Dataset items
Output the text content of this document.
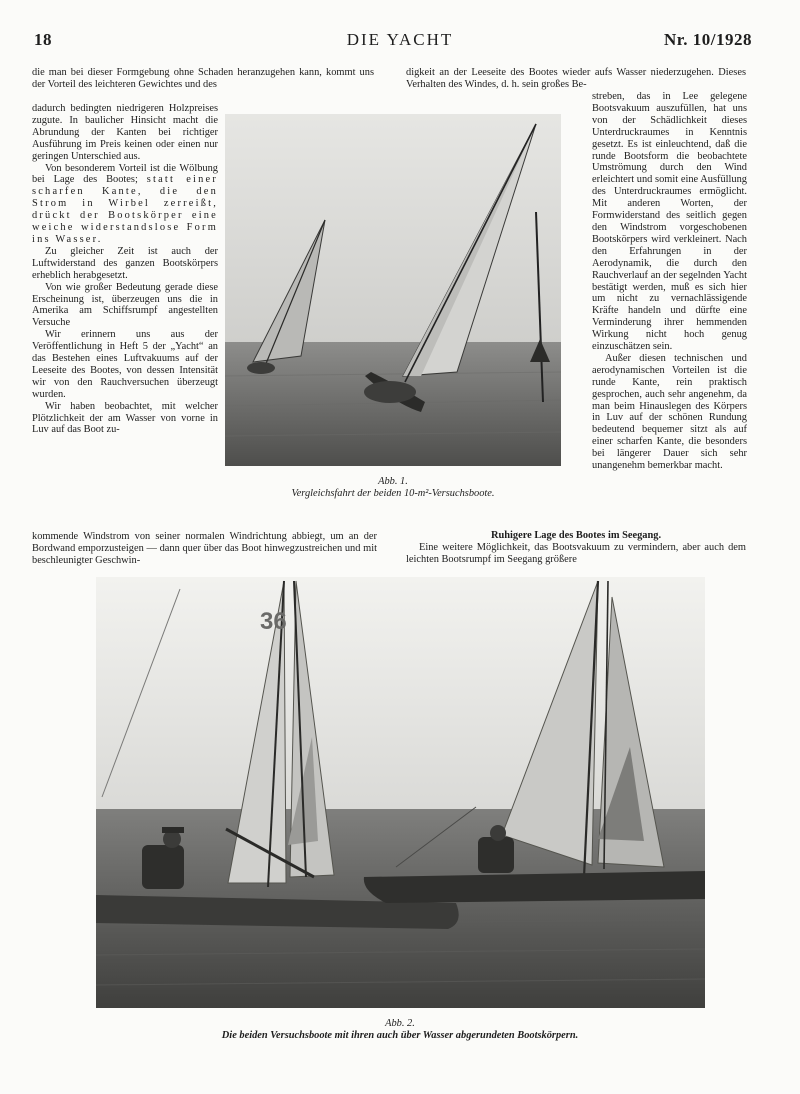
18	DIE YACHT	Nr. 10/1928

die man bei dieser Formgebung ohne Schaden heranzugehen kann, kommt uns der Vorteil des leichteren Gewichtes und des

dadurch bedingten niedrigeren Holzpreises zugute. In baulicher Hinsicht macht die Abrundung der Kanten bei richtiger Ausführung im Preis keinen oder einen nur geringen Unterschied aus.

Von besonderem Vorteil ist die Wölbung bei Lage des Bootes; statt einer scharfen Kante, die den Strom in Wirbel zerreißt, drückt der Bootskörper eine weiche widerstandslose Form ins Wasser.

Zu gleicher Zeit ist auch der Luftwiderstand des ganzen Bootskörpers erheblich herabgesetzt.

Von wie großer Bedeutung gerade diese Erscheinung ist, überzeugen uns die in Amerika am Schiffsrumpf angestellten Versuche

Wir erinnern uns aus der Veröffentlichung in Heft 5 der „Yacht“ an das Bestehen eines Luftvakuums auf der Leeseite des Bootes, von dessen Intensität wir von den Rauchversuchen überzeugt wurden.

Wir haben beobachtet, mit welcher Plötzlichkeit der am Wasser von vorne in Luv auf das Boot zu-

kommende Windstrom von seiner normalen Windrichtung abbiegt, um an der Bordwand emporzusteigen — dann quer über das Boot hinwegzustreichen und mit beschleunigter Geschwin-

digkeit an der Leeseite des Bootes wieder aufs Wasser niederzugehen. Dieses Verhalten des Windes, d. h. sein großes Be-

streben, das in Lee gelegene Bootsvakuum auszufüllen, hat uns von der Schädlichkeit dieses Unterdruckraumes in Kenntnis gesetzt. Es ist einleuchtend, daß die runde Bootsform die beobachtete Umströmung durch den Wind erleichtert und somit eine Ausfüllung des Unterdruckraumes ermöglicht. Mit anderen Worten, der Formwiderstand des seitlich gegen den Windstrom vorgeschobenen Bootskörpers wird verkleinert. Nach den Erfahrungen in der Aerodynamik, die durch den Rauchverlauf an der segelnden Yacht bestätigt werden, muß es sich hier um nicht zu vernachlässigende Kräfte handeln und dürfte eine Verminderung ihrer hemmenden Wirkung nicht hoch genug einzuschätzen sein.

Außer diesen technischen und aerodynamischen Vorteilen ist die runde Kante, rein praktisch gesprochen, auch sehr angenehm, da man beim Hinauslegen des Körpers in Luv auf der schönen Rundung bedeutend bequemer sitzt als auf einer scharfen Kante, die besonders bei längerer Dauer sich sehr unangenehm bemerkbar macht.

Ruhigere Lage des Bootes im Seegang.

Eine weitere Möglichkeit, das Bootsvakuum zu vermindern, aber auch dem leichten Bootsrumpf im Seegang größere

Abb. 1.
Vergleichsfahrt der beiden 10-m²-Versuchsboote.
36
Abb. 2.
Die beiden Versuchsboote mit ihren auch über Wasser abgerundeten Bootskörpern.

--

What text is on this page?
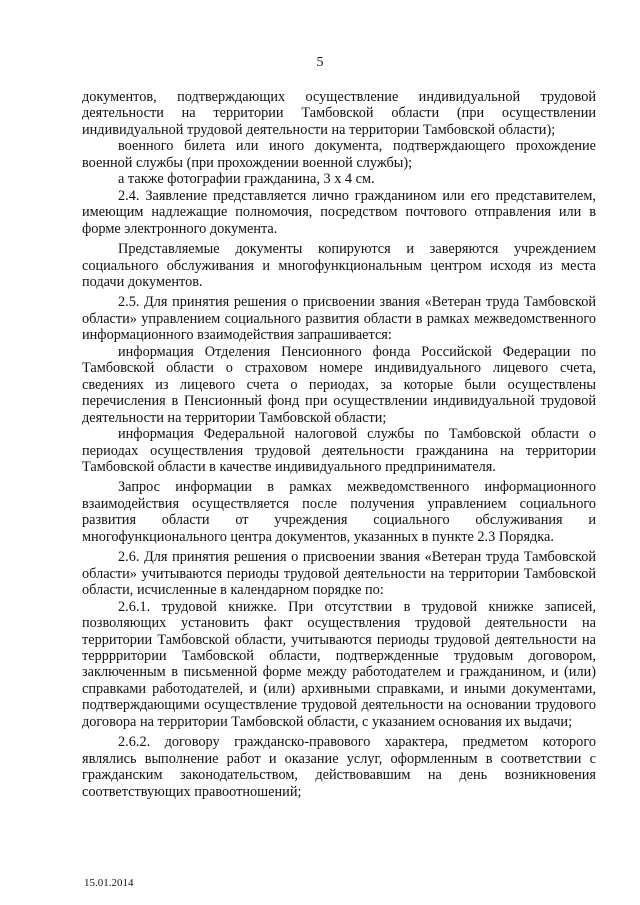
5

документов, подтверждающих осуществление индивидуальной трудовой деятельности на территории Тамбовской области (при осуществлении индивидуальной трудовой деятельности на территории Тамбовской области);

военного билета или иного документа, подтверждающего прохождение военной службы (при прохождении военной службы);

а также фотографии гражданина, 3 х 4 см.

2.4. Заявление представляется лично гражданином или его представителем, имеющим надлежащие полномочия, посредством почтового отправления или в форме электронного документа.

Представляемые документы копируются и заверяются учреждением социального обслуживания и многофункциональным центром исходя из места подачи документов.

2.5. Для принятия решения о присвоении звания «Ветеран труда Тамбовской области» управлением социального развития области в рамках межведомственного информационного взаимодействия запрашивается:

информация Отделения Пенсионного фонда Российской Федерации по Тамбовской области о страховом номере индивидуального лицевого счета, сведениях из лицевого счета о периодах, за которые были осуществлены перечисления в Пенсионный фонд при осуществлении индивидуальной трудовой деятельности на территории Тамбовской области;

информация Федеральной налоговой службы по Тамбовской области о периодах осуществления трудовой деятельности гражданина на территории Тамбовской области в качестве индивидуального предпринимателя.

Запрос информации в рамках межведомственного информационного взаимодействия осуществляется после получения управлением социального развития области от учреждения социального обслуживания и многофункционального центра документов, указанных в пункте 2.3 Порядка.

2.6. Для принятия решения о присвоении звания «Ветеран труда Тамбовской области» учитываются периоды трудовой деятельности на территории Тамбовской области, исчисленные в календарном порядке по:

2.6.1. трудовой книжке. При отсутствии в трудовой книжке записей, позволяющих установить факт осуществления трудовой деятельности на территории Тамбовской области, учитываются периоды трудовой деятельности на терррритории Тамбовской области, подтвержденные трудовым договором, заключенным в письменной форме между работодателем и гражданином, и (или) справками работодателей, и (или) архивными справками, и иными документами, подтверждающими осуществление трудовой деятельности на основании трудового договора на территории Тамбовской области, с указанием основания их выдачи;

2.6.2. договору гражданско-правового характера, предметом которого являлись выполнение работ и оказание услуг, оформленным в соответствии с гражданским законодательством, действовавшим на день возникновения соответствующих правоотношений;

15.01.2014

EXERCISE PROMPT →
Take every line from the data above that holds "взаимодействия" and copy it out.

FULL SOLUTION →
2.5. Для принятия решения о присвоении звания «Ветеран труда Тамбовской области» управлением социального развития области в рамках межведомственного информационного взаимодействия запрашивается:
Запрос информации в рамках межведомственного информационного взаимодействия осуществляется после получения управлением социального развития области от учреждения социального обслуживания и многофункционального центра документов, указанных в пункте 2.3 Порядка.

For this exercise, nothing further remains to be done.